Cependant, la classe dirigeante iranienne a également été le bénéficiaire imprévu des succès comme des échecs de la politique américaine en Irak. La défaite militaire de Saddam Hussein en 1991, suivie par une période de sanctions avant son renversement par l’invasion américaine de 2003 ont affaibli puis éliminé un rival régional de l’Iran. Le régime iranien a également bénéficié de ses relations avec les anciens groupements islamistes chiites irakiens d’opposition  comme le parti Da’wa et le Conseil suprême de la révolution islamique en Irak; ces deux formations ont dominé le système politique confessionnel parrainé par l’occupation américaine. Tous ces facteurs ont fait que l’influence iranienne en Irak commença à croître dans la deuxième moitié des années 2000 [32]. Les échecs américains sur les champs de bataille ont également permis à l’Iran d’exercer son influence militaire sur son voisin. En effet, la fameuse « reconquête » de 2006-2008 (qui a vu des dizaines de milliers de soldats US combattre divers groupes armés) a pavé le terrain pour la perte catastrophique de Mossoul en 2014 face à Daesh [33]. Diverses forces paramilitaires chiites, vecteurs d’influence iranienne,  ont été déployées pour contenir la menace présentée par Daesh.

La classe dirigeante américaine a alterné ses manières d’approcher les relations avec l’Iran (tout en restant dans une perspective générale d’hostilité et de suspicion). L’accord nucléaire poussé par Obama en 2015 se basait sur la supposition que les USA pourraient tacitement arriver à faire cause commune avec des éléments de la classe dirigeante iranienne, leur offrant même un billet de retour vers le marché mondial avec la bénédiction et sous des termes dictés par les USA. Le revirement soudain de Trump se base sur ce que le New York Time appelle le « pari risqué » sur le fait que la classe dirigeante iranienne n’aura pas la puissance économique et la volonté politique nécessaires au développement de l’arme nucléaire – avec la capacité militaire des USA et de leurs alliés régionaux comme Israel et l’Arabie Saoudite en garants de l’échec d’un tel projet iranien [34].

**LES ENREGISTREMENTS**.
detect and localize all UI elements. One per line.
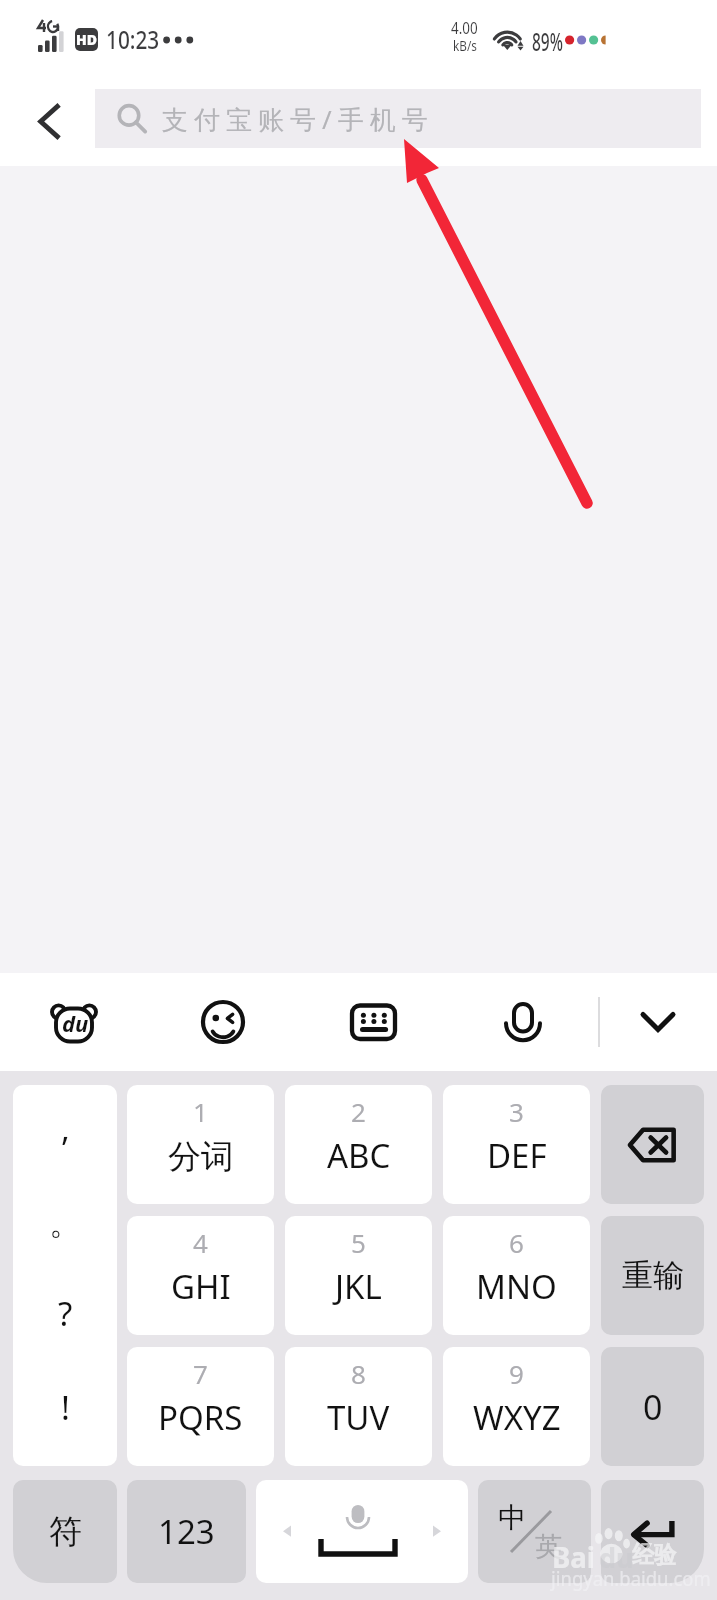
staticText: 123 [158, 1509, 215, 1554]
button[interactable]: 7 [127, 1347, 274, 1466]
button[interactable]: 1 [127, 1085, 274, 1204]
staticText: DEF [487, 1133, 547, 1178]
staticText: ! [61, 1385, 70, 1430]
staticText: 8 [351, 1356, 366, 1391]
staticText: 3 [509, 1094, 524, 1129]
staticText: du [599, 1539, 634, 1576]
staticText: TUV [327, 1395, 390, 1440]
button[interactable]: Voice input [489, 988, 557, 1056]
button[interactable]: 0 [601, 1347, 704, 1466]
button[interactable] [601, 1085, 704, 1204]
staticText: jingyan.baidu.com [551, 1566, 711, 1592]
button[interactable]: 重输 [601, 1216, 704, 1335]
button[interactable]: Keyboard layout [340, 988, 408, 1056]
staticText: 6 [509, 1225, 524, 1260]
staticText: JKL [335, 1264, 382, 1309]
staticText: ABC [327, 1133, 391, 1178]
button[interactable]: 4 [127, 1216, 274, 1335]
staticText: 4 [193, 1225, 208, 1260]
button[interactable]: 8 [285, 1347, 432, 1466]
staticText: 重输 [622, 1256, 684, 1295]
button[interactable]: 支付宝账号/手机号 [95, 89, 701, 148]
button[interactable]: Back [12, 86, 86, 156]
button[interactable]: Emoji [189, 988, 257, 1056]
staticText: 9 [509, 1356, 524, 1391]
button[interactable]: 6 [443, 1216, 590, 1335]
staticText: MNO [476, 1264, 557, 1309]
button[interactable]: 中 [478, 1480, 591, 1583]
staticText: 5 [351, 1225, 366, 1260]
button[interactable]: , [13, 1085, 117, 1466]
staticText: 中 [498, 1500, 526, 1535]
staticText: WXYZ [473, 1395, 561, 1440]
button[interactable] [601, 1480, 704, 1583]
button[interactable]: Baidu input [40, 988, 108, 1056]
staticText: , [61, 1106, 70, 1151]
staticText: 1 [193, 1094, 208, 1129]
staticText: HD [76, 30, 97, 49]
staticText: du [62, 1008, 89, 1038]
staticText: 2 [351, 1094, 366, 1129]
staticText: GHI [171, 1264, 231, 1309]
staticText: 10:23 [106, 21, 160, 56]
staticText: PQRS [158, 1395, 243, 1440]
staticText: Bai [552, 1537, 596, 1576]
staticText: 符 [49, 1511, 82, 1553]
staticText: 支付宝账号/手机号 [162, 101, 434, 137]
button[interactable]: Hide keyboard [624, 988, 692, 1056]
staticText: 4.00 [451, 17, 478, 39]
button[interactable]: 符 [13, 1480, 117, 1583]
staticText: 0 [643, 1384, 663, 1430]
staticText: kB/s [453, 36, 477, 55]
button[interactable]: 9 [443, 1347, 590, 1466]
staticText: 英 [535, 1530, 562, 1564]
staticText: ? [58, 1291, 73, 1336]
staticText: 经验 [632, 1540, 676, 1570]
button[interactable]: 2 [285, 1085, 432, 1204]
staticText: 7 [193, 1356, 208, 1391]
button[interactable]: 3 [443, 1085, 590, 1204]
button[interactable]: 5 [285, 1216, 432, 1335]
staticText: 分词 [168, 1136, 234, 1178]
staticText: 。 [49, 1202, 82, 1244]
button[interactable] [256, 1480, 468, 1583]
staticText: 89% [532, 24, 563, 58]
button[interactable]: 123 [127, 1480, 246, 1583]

---

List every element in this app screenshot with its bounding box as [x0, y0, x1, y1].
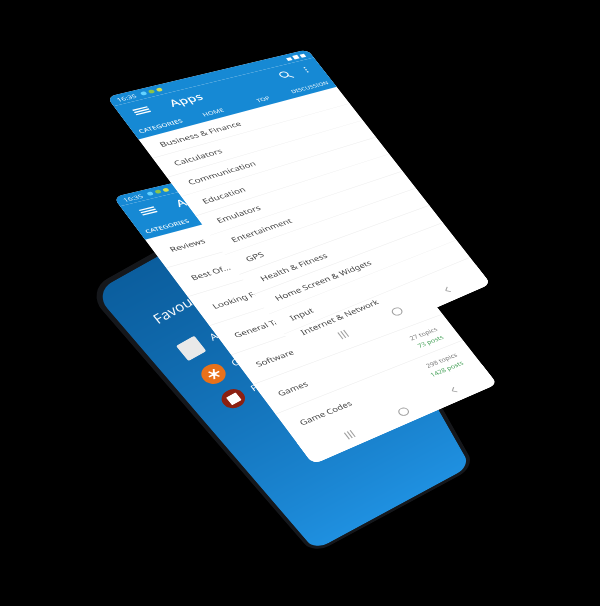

**TÂCHES À RÉALISER**.
A - Relevez toutes les personnes désignées par leur nom dans le texte sur l'Iran.
B - Poursuivez le texte sur l'Iran après sa dernière phrase.
Les items sont tirés d'une autre source.

**LES RÉPONSES**.
A - Saddam Hussein, Obama, Trump

B -
La Turquie entre le miracle économique et le pétrin géopolitique

Au cours des trois dernières décennies, l’économie turque s’est hissée au sommet de la hiérarchie régionale, dépassant allègrement l’Arabie Saoudite depuis 2000 malgré le fait de devoir importer 90% de sa consommation en hydrocarbures. L’expansion des petites et moyennes industries provinciales (hors Istanbul et Ankara) forma le fer de lance de la croissance turque ainsi que la base sociale qui permet toujours à Erdogan et son parti l’AKP de résister aux pressions de sections de l’état turc et des grands capitaux qui s’opposent aux politiques de l’AKP et ont tenté d’empêcher les islamistes de tous bords d’accéder aux leviers du pouvoir. Les succès électoraux de l’AKP durant les années 2000 s’expliquent également par le fait que la croissance turque a fait baisser le pourcentage de la population vivant sous le seuil national de pauvreté de 28.8% en 2003 à 1.6% en 2014 [35]. Ces statistiques cachent néanmoins des inégalités sociales continues et des problèmes de productivité dans les secteurs « informels » de l’industrie. Mais l’idée qu’un gouvernement islamiste a offert une certaine « prospérité » à des sections relativement larges de la population explique comment la base sociale profondément contradictoire de l’AKP a soudé des sections de la classe ouvrière et des habitants des quartiers pauvres des villes avec une section de plus en plus fortunée de la bourgeoisie turque organisée par le biais de l’Association des Industriels et Entrepreneurs Indépendants (MUSIAD).

Le destin du « miracle économique » turc des 15 dernières années reste inextricablement lié aux dynamiques de la compétition géopolitique. La position de la Turquie en tant que portail d’accès au pétrole nord-irakien signifie que la classe dirigeante turque n’est pas neutre quant à la question du pouvoir à Mossoul et à Kirkuk, deux villes qui, en plus, constituent un marché d’export important pour la Turquie. La frontière Est de la Turquie la connecte également à l’Iran, qui a supplanté l’Irak en 2017 comme source principale de pétrole brut d’Ankara [36].

La répression de la population kurde du côté turc de la frontière a longtemps compliqué les relations de la Turquie et de l’Irak. Durant les années 2000, la classe dirigeante turque a poursuivi un long processus de paix visant à mettre fin à la guérilla menée par le Parti des travailleurs du Kurdistan (PKK) à l’intérieur de la Turquie, tout en limitant sa capacité à se servir des pays limitrophes comme base arrière militaire, ou comme source de soutien diplomatique ou politique. C’est un des facteurs qui expliquent les bonnes relations du gouvernement turc avec le régime de Bachar al-Assad avant la révolution (en plus de l’ouverture du marché syrien aux exportations turques), ainsi que le ton étonnamment cordial des relations entre la Turquie et le gouvernement régional du Kurdistan à Erbil (dirigé par le Parti Démocratique du Kurdistan, un rival du PKK).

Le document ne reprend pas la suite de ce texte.